Aim of the exercise
Every line of the records must be repeated exactly; pictures stay out.

[start of Records for the task]

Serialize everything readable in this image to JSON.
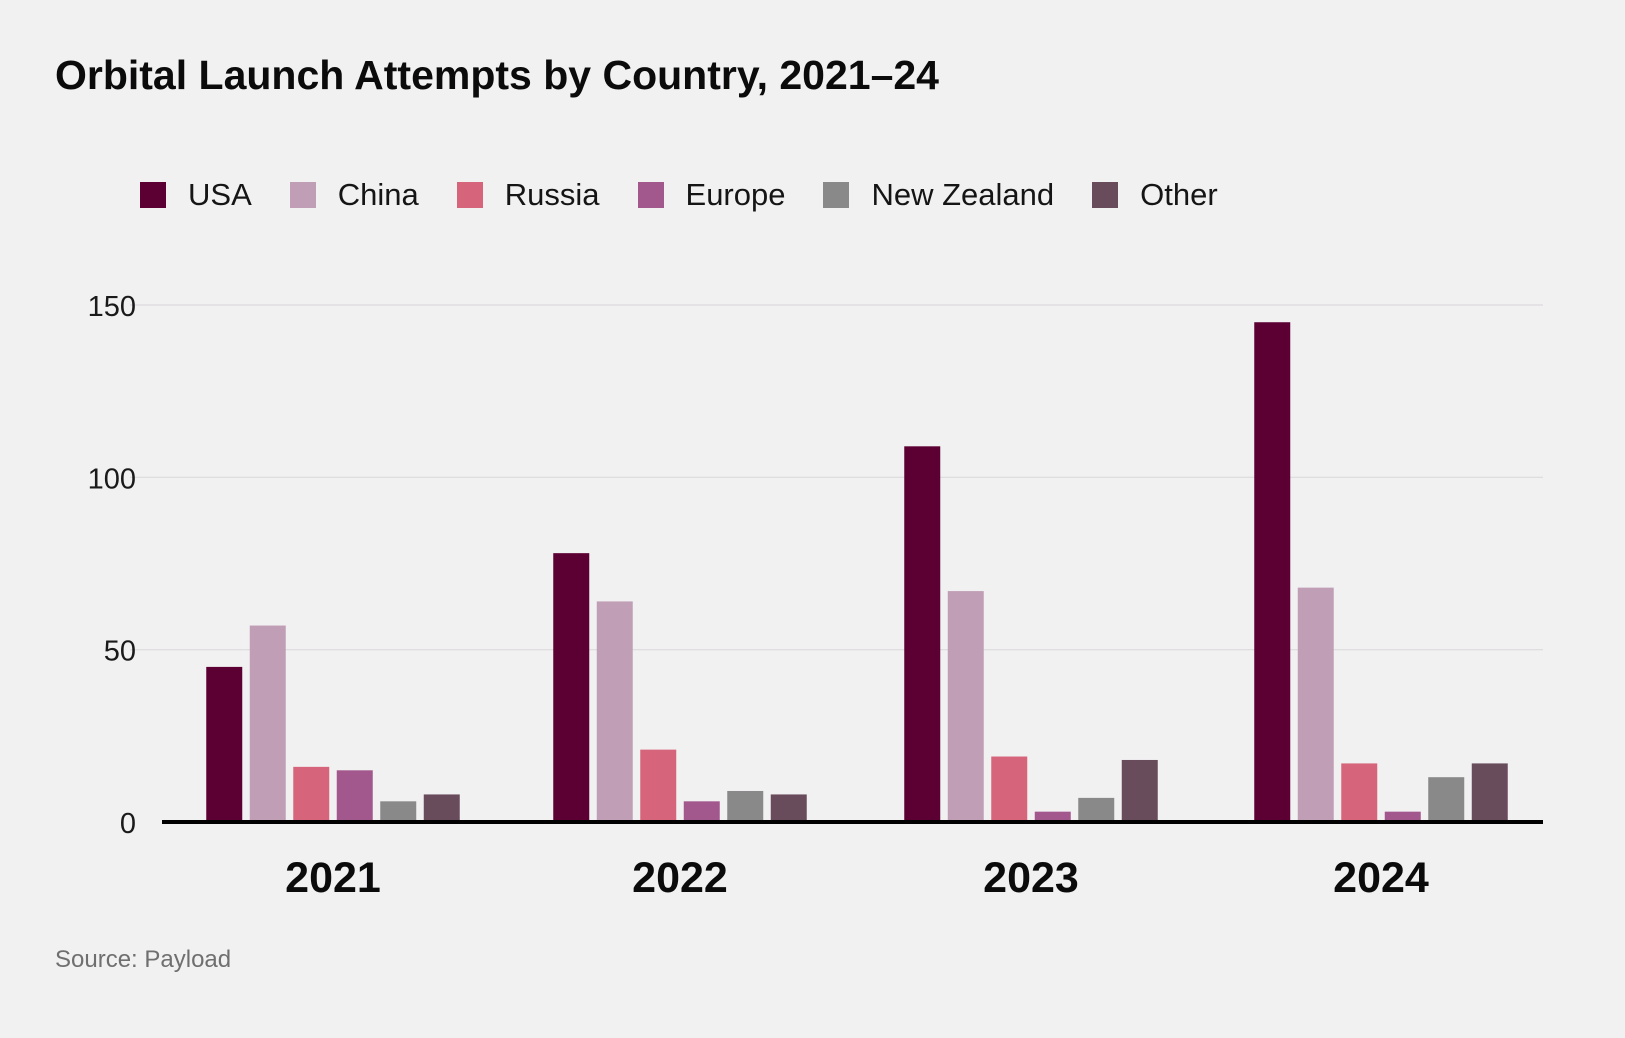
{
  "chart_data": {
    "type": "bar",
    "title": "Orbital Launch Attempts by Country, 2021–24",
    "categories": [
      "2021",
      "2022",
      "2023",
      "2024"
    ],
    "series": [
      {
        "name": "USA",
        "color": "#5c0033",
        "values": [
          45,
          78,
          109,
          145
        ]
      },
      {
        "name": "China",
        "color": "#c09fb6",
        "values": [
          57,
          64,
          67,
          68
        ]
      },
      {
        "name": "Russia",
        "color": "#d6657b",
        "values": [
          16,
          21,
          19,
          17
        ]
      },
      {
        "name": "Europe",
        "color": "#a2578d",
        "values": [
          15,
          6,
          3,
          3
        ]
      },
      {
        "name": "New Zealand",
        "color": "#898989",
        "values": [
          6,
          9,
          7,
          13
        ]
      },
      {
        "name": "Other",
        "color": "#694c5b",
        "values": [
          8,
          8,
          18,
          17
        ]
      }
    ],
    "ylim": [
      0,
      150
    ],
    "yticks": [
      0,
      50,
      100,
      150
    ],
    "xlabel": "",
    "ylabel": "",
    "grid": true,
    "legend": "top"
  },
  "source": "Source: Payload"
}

[end of Records for the task]

Answer for the task
Serialize everything readable in this image to JSON.
{
  "chart_data": {
    "type": "bar",
    "title": "Orbital Launch Attempts by Country, 2021–24",
    "categories": [
      "2021",
      "2022",
      "2023",
      "2024"
    ],
    "series": [
      {
        "name": "USA",
        "color": "#5c0033",
        "values": [
          45,
          78,
          109,
          145
        ]
      },
      {
        "name": "China",
        "color": "#c09fb6",
        "values": [
          57,
          64,
          67,
          68
        ]
      },
      {
        "name": "Russia",
        "color": "#d6657b",
        "values": [
          16,
          21,
          19,
          17
        ]
      },
      {
        "name": "Europe",
        "color": "#a2578d",
        "values": [
          15,
          6,
          3,
          3
        ]
      },
      {
        "name": "New Zealand",
        "color": "#898989",
        "values": [
          6,
          9,
          7,
          13
        ]
      },
      {
        "name": "Other",
        "color": "#694c5b",
        "values": [
          8,
          8,
          18,
          17
        ]
      }
    ],
    "ylim": [
      0,
      150
    ],
    "yticks": [
      0,
      50,
      100,
      150
    ],
    "xlabel": "",
    "ylabel": "",
    "grid": true,
    "legend": "top"
  },
  "source": "Source: Payload"
}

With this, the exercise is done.